## start Stored rows
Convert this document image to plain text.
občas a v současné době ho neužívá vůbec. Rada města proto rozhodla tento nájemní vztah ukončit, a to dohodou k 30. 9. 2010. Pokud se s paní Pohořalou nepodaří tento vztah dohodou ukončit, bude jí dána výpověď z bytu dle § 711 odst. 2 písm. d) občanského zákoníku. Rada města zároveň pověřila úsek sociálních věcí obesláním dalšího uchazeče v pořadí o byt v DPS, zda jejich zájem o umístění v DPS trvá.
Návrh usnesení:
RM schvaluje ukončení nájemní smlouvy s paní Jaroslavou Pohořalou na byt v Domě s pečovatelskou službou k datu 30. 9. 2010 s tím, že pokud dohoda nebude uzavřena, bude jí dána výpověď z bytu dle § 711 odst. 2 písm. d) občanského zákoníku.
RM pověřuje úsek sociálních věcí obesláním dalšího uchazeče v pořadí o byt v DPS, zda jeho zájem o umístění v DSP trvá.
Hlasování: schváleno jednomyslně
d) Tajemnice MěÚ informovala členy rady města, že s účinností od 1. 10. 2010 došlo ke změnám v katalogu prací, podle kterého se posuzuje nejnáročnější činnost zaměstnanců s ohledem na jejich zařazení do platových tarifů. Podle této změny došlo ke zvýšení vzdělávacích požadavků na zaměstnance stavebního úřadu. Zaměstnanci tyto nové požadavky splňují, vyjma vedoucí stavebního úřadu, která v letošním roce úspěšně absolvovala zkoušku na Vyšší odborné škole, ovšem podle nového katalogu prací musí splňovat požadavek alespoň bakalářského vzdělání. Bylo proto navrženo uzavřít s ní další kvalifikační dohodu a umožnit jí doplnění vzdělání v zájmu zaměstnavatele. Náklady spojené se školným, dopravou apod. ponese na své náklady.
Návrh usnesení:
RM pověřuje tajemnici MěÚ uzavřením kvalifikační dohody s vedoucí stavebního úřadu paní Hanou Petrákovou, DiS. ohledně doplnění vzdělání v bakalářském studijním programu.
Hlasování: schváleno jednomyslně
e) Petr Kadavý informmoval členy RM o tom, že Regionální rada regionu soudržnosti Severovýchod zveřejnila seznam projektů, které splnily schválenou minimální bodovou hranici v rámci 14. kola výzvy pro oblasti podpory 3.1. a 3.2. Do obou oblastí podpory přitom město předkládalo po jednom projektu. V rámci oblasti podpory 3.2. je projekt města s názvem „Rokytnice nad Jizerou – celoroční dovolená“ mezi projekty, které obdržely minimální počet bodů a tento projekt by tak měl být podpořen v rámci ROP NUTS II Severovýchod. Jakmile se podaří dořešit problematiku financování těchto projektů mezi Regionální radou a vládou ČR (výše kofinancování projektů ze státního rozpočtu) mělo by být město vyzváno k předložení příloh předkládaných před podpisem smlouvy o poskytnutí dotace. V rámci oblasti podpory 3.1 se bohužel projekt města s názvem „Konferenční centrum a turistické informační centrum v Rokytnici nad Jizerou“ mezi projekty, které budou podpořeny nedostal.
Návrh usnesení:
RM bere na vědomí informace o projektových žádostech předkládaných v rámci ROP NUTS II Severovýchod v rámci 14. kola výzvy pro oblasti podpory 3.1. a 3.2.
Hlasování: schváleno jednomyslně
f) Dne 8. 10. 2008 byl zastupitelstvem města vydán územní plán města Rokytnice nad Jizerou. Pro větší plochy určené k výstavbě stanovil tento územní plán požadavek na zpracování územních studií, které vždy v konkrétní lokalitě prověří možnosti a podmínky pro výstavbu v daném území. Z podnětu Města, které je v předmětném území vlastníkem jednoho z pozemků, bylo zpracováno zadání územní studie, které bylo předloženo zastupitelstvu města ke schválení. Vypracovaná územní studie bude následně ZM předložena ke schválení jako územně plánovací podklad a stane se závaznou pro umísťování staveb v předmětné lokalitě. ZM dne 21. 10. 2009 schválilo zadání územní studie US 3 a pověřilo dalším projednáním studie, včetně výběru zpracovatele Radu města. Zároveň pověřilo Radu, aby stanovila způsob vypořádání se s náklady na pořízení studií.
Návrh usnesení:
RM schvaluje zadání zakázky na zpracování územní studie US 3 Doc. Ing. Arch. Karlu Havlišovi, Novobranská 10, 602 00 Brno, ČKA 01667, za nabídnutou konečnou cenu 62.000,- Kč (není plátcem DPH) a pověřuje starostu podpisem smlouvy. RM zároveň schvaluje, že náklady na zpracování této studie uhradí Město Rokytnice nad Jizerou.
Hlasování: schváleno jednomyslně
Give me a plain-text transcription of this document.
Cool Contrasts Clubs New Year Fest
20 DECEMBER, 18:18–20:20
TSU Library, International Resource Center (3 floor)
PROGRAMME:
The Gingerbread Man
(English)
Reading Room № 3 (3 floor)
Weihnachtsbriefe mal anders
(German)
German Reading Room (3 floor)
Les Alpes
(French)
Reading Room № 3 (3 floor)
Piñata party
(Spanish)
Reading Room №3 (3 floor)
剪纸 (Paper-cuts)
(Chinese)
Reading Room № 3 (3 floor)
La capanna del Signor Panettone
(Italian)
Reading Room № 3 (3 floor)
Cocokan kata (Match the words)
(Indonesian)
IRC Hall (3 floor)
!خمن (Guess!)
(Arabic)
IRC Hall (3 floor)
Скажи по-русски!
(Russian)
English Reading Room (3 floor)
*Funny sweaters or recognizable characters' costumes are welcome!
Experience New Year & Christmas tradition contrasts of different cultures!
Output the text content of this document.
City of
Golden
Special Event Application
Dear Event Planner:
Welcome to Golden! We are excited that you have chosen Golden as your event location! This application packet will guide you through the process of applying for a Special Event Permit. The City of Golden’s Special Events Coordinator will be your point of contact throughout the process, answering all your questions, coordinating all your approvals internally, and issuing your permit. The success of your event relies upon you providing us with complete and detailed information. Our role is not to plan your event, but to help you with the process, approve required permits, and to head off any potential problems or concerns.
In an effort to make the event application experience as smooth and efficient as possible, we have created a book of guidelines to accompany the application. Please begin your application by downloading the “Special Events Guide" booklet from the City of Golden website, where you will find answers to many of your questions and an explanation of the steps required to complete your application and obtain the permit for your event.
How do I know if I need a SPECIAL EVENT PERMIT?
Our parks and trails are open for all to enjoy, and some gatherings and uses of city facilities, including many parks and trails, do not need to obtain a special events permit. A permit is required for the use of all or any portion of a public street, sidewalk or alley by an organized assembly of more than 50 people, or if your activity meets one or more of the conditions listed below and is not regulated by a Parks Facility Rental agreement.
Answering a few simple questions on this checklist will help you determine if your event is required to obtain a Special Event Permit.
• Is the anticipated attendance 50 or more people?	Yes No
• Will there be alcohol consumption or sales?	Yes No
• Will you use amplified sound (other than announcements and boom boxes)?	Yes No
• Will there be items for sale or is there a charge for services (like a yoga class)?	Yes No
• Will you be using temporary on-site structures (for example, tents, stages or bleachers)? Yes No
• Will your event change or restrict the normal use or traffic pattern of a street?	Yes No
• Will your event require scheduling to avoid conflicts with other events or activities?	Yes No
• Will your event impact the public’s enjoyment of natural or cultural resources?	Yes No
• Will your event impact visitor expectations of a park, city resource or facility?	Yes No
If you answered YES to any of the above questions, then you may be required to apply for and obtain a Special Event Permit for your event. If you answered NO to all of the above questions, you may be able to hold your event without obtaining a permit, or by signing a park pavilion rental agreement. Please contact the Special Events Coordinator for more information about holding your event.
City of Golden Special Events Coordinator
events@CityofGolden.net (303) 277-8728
## end Stored rows
**What to produce:**
Return all the data exactly as given.

**Right answer:**
Convert this document image to plain text.
občas a v současné době ho neužívá vůbec. Rada města proto rozhodla tento nájemní vztah ukončit, a to dohodou k 30. 9. 2010. Pokud se s paní Pohořalou nepodaří tento vztah dohodou ukončit, bude jí dána výpověď z bytu dle § 711 odst. 2 písm. d) občanského zákoníku. Rada města zároveň pověřila úsek sociálních věcí obesláním dalšího uchazeče v pořadí o byt v DPS, zda jejich zájem o umístění v DPS trvá.
Návrh usnesení:
RM schvaluje ukončení nájemní smlouvy s paní Jaroslavou Pohořalou na byt v Domě s pečovatelskou službou k datu 30. 9. 2010 s tím, že pokud dohoda nebude uzavřena, bude jí dána výpověď z bytu dle § 711 odst. 2 písm. d) občanského zákoníku.
RM pověřuje úsek sociálních věcí obesláním dalšího uchazeče v pořadí o byt v DPS, zda jeho zájem o umístění v DSP trvá.
Hlasování: schváleno jednomyslně
d) Tajemnice MěÚ informovala členy rady města, že s účinností od 1. 10. 2010 došlo ke změnám v katalogu prací, podle kterého se posuzuje nejnáročnější činnost zaměstnanců s ohledem na jejich zařazení do platových tarifů. Podle této změny došlo ke zvýšení vzdělávacích požadavků na zaměstnance stavebního úřadu. Zaměstnanci tyto nové požadavky splňují, vyjma vedoucí stavebního úřadu, která v letošním roce úspěšně absolvovala zkoušku na Vyšší odborné škole, ovšem podle nového katalogu prací musí splňovat požadavek alespoň bakalářského vzdělání. Bylo proto navrženo uzavřít s ní další kvalifikační dohodu a umožnit jí doplnění vzdělání v zájmu zaměstnavatele. Náklady spojené se školným, dopravou apod. ponese na své náklady.
Návrh usnesení:
RM pověřuje tajemnici MěÚ uzavřením kvalifikační dohody s vedoucí stavebního úřadu paní Hanou Petrákovou, DiS. ohledně doplnění vzdělání v bakalářském studijním programu.
Hlasování: schváleno jednomyslně
e) Petr Kadavý informmoval členy RM o tom, že Regionální rada regionu soudržnosti Severovýchod zveřejnila seznam projektů, které splnily schválenou minimální bodovou hranici v rámci 14. kola výzvy pro oblasti podpory 3.1. a 3.2. Do obou oblastí podpory přitom město předkládalo po jednom projektu. V rámci oblasti podpory 3.2. je projekt města s názvem „Rokytnice nad Jizerou – celoroční dovolená“ mezi projekty, které obdržely minimální počet bodů a tento projekt by tak měl být podpořen v rámci ROP NUTS II Severovýchod. Jakmile se podaří dořešit problematiku financování těchto projektů mezi Regionální radou a vládou ČR (výše kofinancování projektů ze státního rozpočtu) mělo by být město vyzváno k předložení příloh předkládaných před podpisem smlouvy o poskytnutí dotace. V rámci oblasti podpory 3.1 se bohužel projekt města s názvem „Konferenční centrum a turistické informační centrum v Rokytnici nad Jizerou“ mezi projekty, které budou podpořeny nedostal.
Návrh usnesení:
RM bere na vědomí informace o projektových žádostech předkládaných v rámci ROP NUTS II Severovýchod v rámci 14. kola výzvy pro oblasti podpory 3.1. a 3.2.
Hlasování: schváleno jednomyslně
f) Dne 8. 10. 2008 byl zastupitelstvem města vydán územní plán města Rokytnice nad Jizerou. Pro větší plochy určené k výstavbě stanovil tento územní plán požadavek na zpracování územních studií, které vždy v konkrétní lokalitě prověří možnosti a podmínky pro výstavbu v daném území. Z podnětu Města, které je v předmětném území vlastníkem jednoho z pozemků, bylo zpracováno zadání územní studie, které bylo předloženo zastupitelstvu města ke schválení. Vypracovaná územní studie bude následně ZM předložena ke schválení jako územně plánovací podklad a stane se závaznou pro umísťování staveb v předmětné lokalitě. ZM dne 21. 10. 2009 schválilo zadání územní studie US 3 a pověřilo dalším projednáním studie, včetně výběru zpracovatele Radu města. Zároveň pověřilo Radu, aby stanovila způsob vypořádání se s náklady na pořízení studií.
Návrh usnesení:
RM schvaluje zadání zakázky na zpracování územní studie US 3 Doc. Ing. Arch. Karlu Havlišovi, Novobranská 10, 602 00 Brno, ČKA 01667, za nabídnutou konečnou cenu 62.000,- Kč (není plátcem DPH) a pověřuje starostu podpisem smlouvy. RM zároveň schvaluje, že náklady na zpracování této studie uhradí Město Rokytnice nad Jizerou.
Hlasování: schváleno jednomyslně
Give me a plain-text transcription of this document.
Cool Contrasts Clubs New Year Fest
20 DECEMBER, 18:18–20:20
TSU Library, International Resource Center (3 floor)
PROGRAMME:
The Gingerbread Man
(English)
Reading Room № 3 (3 floor)
Weihnachtsbriefe mal anders
(German)
German Reading Room (3 floor)
Les Alpes
(French)
Reading Room № 3 (3 floor)
Piñata party
(Spanish)
Reading Room №3 (3 floor)
剪纸 (Paper-cuts)
(Chinese)
Reading Room № 3 (3 floor)
La capanna del Signor Panettone
(Italian)
Reading Room № 3 (3 floor)
Cocokan kata (Match the words)
(Indonesian)
IRC Hall (3 floor)
!خمن (Guess!)
(Arabic)
IRC Hall (3 floor)
Скажи по-русски!
(Russian)
English Reading Room (3 floor)
*Funny sweaters or recognizable characters' costumes are welcome!
Experience New Year & Christmas tradition contrasts of different cultures!
Output the text content of this document.
City of
Golden
Special Event Application
Dear Event Planner:
Welcome to Golden! We are excited that you have chosen Golden as your event location! This application packet will guide you through the process of applying for a Special Event Permit. The City of Golden’s Special Events Coordinator will be your point of contact throughout the process, answering all your questions, coordinating all your approvals internally, and issuing your permit. The success of your event relies upon you providing us with complete and detailed information. Our role is not to plan your event, but to help you with the process, approve required permits, and to head off any potential problems or concerns.
In an effort to make the event application experience as smooth and efficient as possible, we have created a book of guidelines to accompany the application. Please begin your application by downloading the “Special Events Guide" booklet from the City of Golden website, where you will find answers to many of your questions and an explanation of the steps required to complete your application and obtain the permit for your event.
How do I know if I need a SPECIAL EVENT PERMIT?
Our parks and trails are open for all to enjoy, and some gatherings and uses of city facilities, including many parks and trails, do not need to obtain a special events permit. A permit is required for the use of all or any portion of a public street, sidewalk or alley by an organized assembly of more than 50 people, or if your activity meets one or more of the conditions listed below and is not regulated by a Parks Facility Rental agreement.
Answering a few simple questions on this checklist will help you determine if your event is required to obtain a Special Event Permit.
• Is the anticipated attendance 50 or more people?	Yes No
• Will there be alcohol consumption or sales?	Yes No
• Will you use amplified sound (other than announcements and boom boxes)?	Yes No
• Will there be items for sale or is there a charge for services (like a yoga class)?	Yes No
• Will you be using temporary on-site structures (for example, tents, stages or bleachers)? Yes No
• Will your event change or restrict the normal use or traffic pattern of a street?	Yes No
• Will your event require scheduling to avoid conflicts with other events or activities?	Yes No
• Will your event impact the public’s enjoyment of natural or cultural resources?	Yes No
• Will your event impact visitor expectations of a park, city resource or facility?	Yes No
If you answered YES to any of the above questions, then you may be required to apply for and obtain a Special Event Permit for your event. If you answered NO to all of the above questions, you may be able to hold your event without obtaining a permit, or by signing a park pavilion rental agreement. Please contact the Special Events Coordinator for more information about holding your event.
City of Golden Special Events Coordinator
events@CityofGolden.net (303) 277-8728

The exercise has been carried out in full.